What you need to do » Rewrite the lines of every item with each "legend-swatch" changed to "legend-marker", keeping all other text intact.

___ Material

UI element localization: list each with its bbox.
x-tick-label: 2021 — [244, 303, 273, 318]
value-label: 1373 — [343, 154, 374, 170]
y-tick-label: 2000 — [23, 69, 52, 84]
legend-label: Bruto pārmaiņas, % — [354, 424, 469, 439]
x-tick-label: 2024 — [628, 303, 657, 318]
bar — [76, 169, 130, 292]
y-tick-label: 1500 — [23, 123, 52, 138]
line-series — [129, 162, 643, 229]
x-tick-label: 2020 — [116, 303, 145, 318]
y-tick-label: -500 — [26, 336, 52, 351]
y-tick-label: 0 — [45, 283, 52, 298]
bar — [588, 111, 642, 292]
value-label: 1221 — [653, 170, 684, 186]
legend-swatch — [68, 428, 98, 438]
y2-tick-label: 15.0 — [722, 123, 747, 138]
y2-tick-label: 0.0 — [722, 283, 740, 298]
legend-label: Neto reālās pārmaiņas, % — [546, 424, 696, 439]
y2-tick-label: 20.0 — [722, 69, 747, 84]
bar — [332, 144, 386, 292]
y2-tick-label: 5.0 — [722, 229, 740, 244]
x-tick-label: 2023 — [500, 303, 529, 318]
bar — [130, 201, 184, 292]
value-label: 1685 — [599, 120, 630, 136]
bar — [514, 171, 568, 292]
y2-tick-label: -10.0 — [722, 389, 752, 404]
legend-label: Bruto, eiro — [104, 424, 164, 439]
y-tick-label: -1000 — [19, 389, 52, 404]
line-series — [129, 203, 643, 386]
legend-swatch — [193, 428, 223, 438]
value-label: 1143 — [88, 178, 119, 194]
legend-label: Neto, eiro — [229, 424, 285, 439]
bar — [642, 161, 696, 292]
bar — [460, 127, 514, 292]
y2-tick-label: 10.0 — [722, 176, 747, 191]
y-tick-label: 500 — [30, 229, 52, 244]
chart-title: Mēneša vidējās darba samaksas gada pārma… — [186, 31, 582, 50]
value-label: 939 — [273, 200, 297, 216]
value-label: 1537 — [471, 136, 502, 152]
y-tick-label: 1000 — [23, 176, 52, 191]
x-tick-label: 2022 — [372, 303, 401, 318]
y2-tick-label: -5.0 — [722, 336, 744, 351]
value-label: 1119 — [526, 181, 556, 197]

______

Task output »
UI element localization: list each with its bbox.
x-tick-label: 2021 — [244, 303, 273, 318]
value-label: 1373 — [343, 154, 374, 170]
y-tick-label: 2000 — [23, 69, 52, 84]
legend-label: Bruto pārmaiņas, % — [354, 424, 469, 439]
x-tick-label: 2024 — [628, 303, 657, 318]
bar — [76, 169, 130, 292]
y-tick-label: 1500 — [23, 123, 52, 138]
line-series — [129, 162, 643, 229]
x-tick-label: 2020 — [116, 303, 145, 318]
y-tick-label: -500 — [26, 336, 52, 351]
y-tick-label: 0 — [45, 283, 52, 298]
bar — [588, 111, 642, 292]
value-label: 1221 — [653, 170, 684, 186]
legend-marker — [68, 428, 98, 438]
y2-tick-label: 15.0 — [722, 123, 747, 138]
y2-tick-label: 0.0 — [722, 283, 740, 298]
legend-label: Neto reālās pārmaiņas, % — [546, 424, 696, 439]
y2-tick-label: 20.0 — [722, 69, 747, 84]
bar — [332, 144, 386, 292]
y2-tick-label: 5.0 — [722, 229, 740, 244]
x-tick-label: 2023 — [500, 303, 529, 318]
bar — [130, 201, 184, 292]
value-label: 1685 — [599, 120, 630, 136]
bar — [514, 171, 568, 292]
y2-tick-label: -10.0 — [722, 389, 752, 404]
legend-label: Bruto, eiro — [104, 424, 164, 439]
y-tick-label: -1000 — [19, 389, 52, 404]
line-series — [129, 203, 643, 386]
legend-marker — [193, 428, 223, 438]
value-label: 1143 — [88, 178, 119, 194]
legend-label: Neto, eiro — [229, 424, 285, 439]
bar — [642, 161, 696, 292]
bar — [460, 127, 514, 292]
y2-tick-label: 10.0 — [722, 176, 747, 191]
y-tick-label: 500 — [30, 229, 52, 244]
chart-title: Mēneša vidējās darba samaksas gada pārma… — [186, 31, 582, 50]
value-label: 939 — [273, 200, 297, 216]
value-label: 1537 — [471, 136, 502, 152]
y-tick-label: 1000 — [23, 176, 52, 191]
x-tick-label: 2022 — [372, 303, 401, 318]
y2-tick-label: -5.0 — [722, 336, 744, 351]
value-label: 1119 — [526, 181, 556, 197]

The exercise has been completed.